Your task:
From the records below, give the number of lines that contain the string "Cooling", without any other text.

Extracted entries:
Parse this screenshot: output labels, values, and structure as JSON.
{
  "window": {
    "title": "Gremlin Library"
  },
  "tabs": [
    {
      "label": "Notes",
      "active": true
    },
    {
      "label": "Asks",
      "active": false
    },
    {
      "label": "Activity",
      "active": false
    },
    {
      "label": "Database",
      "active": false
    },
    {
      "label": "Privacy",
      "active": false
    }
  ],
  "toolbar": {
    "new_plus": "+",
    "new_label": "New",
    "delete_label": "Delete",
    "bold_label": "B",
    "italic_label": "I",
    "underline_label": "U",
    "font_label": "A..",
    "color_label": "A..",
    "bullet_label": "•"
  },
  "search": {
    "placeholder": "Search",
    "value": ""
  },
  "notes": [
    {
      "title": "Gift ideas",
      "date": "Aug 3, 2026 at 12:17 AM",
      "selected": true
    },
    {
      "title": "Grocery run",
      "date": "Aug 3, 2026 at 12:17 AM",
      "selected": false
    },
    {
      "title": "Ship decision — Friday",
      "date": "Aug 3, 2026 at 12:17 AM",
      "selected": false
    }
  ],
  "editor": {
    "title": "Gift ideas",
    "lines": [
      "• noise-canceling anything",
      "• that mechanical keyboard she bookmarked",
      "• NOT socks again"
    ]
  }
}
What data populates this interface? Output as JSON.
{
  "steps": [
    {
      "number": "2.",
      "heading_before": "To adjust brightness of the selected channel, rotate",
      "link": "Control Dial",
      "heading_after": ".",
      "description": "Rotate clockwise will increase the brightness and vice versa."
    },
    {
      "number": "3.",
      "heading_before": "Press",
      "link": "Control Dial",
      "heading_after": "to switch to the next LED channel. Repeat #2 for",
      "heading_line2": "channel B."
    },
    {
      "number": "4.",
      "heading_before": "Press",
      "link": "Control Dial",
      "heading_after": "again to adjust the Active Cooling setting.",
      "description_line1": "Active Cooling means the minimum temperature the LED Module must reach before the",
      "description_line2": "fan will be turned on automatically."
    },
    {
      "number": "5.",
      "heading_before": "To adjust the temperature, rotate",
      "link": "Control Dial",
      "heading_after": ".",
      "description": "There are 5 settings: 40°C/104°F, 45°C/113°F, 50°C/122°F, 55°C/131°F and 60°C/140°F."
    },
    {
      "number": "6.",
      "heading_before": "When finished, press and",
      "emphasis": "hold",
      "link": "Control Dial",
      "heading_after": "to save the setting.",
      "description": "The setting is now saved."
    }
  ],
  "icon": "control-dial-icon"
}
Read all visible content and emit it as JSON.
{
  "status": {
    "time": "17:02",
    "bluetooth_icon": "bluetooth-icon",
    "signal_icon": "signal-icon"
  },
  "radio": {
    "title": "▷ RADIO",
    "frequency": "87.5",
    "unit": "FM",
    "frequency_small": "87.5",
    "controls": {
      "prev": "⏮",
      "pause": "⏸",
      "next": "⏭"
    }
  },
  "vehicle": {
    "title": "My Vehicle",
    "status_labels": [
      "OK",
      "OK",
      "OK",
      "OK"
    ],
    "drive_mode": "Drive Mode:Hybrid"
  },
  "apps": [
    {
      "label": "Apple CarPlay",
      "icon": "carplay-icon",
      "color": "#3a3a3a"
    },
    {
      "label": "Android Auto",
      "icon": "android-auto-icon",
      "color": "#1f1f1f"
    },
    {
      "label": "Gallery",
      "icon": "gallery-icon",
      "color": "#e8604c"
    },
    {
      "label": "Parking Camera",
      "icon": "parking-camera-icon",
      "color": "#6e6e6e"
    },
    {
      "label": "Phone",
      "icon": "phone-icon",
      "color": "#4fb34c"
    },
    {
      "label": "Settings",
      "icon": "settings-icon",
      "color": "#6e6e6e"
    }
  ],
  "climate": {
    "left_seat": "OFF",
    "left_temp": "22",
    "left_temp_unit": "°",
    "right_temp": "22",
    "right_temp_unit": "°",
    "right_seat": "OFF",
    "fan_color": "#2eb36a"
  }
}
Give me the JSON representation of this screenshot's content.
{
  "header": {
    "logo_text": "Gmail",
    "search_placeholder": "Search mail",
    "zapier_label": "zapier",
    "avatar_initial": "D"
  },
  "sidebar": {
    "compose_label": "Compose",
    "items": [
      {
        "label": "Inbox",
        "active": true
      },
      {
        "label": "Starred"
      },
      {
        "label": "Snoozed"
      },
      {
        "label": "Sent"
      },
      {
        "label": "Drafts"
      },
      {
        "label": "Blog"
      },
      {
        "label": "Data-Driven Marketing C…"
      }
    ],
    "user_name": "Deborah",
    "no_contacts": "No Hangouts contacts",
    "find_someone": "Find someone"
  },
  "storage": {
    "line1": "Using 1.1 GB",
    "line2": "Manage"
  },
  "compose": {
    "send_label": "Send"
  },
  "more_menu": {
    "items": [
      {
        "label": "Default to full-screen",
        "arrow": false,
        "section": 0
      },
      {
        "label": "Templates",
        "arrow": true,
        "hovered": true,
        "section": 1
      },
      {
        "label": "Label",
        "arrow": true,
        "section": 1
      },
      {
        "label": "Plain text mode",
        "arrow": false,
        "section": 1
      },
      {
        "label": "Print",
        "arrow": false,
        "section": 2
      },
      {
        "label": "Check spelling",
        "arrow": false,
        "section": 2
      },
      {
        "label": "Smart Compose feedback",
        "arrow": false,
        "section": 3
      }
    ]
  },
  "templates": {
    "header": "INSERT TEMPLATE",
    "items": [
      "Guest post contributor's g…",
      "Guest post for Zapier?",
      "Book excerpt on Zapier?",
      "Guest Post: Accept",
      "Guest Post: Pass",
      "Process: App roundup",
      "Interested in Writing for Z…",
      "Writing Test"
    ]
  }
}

Reply:
2